***** SUPPLIED ENTRIES

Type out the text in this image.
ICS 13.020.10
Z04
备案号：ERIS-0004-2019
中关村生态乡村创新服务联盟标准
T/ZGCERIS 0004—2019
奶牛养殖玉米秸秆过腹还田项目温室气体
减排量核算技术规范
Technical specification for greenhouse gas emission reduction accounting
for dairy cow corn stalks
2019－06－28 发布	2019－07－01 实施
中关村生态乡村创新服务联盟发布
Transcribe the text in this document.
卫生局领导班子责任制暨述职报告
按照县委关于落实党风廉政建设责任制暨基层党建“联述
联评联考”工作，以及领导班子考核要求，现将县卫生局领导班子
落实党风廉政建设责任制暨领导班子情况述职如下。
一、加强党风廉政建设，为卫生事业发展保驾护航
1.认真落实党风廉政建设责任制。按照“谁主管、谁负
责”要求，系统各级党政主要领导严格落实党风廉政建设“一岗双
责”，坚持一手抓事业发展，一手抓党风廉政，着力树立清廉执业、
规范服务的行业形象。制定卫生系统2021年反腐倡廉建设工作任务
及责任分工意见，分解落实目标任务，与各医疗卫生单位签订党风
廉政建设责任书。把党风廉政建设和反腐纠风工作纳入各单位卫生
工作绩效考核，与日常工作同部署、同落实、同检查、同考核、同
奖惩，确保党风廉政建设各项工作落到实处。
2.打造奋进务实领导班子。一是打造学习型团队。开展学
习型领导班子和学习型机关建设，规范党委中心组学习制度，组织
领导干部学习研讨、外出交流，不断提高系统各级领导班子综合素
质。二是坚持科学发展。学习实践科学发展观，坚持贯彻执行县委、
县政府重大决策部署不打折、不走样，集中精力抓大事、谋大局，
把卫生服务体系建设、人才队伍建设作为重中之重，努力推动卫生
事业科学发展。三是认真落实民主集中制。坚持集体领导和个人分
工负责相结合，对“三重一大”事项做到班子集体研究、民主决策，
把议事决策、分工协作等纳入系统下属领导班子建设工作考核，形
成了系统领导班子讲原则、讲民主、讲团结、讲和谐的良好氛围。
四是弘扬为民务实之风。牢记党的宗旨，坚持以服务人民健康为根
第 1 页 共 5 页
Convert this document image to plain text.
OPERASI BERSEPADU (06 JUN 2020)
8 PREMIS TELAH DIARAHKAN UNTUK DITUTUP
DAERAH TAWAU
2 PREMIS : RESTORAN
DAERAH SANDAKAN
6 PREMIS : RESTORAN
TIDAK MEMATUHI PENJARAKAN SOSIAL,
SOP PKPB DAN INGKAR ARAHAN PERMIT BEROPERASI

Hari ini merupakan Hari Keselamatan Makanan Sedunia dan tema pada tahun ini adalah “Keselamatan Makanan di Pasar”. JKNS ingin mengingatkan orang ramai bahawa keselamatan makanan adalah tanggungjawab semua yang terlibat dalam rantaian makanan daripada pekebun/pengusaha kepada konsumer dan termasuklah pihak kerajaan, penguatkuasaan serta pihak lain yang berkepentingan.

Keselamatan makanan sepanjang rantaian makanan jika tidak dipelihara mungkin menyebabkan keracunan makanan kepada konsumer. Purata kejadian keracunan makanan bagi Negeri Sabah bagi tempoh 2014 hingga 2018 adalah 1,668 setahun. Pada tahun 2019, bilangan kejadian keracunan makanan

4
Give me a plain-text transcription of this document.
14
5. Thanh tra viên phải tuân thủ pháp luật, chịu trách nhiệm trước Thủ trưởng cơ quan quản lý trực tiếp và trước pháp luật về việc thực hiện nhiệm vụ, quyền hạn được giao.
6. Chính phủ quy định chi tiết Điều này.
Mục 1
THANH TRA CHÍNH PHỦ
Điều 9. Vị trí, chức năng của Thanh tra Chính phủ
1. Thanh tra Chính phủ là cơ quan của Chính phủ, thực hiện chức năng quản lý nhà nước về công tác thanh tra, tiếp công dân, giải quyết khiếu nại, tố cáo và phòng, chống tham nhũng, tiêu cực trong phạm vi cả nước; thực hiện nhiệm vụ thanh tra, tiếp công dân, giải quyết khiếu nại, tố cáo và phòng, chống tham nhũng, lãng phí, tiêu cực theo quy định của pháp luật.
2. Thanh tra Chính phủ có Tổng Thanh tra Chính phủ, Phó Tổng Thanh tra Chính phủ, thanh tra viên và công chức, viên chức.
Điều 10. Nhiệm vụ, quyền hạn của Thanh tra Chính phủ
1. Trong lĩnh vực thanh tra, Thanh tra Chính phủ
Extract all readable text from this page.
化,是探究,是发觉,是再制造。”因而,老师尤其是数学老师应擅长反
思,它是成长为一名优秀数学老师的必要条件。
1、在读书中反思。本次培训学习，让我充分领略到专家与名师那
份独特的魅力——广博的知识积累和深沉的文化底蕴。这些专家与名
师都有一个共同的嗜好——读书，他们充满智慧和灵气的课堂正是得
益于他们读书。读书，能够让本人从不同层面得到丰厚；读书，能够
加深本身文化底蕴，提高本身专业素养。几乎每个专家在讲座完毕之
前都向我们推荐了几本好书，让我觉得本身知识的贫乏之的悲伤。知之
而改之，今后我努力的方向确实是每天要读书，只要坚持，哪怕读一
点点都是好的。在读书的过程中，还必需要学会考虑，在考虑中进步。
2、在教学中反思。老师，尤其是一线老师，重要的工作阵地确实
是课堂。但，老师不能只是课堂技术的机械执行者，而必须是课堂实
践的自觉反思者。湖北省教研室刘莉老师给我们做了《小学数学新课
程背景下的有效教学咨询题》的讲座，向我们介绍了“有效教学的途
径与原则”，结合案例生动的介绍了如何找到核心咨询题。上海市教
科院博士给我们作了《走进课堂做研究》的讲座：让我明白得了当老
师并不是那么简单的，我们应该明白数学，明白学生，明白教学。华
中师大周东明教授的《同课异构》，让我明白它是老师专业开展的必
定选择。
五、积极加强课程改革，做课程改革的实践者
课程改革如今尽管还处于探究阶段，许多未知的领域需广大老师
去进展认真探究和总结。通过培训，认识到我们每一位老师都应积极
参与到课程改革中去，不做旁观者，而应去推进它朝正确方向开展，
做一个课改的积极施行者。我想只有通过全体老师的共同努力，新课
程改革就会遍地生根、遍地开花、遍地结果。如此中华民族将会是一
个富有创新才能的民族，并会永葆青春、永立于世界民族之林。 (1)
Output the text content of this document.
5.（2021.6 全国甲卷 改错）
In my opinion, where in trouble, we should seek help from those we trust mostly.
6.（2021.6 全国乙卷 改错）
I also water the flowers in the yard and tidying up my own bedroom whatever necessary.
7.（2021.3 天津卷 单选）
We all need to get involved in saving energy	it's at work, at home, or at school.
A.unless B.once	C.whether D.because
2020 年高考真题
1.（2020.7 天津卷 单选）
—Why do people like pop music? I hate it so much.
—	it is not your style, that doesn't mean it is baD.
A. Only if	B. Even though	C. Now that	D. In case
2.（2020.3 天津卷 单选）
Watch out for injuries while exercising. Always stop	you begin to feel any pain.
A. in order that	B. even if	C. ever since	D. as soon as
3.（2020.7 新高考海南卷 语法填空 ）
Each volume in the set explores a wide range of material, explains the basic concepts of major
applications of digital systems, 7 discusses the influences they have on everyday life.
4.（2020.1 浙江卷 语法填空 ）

**********

- [WHAT NEEDS TO BE DONE]: Every line from the one holding "Output the text content of this document." through the final line of the listing must be echoed exactly; leave out all other lines.

- [RESULT FOR THIS EXERCISE]:
Output the text content of this document.
5.（2021.6 全国甲卷 改错）
In my opinion, where in trouble, we should seek help from those we trust mostly.
6.（2021.6 全国乙卷 改错）
I also water the flowers in the yard and tidying up my own bedroom whatever necessary.
7.（2021.3 天津卷 单选）
We all need to get involved in saving energy	it's at work, at home, or at school.
A.unless B.once	C.whether D.because
2020 年高考真题
1.（2020.7 天津卷 单选）
—Why do people like pop music? I hate it so much.
—	it is not your style, that doesn't mean it is baD.
A. Only if	B. Even though	C. Now that	D. In case
2.（2020.3 天津卷 单选）
Watch out for injuries while exercising. Always stop	you begin to feel any pain.
A. in order that	B. even if	C. ever since	D. as soon as
3.（2020.7 新高考海南卷 语法填空 ）
Each volume in the set explores a wide range of material, explains the basic concepts of major
applications of digital systems, 7 discusses the influences they have on everyday life.
4.（2020.1 浙江卷 语法填空 ）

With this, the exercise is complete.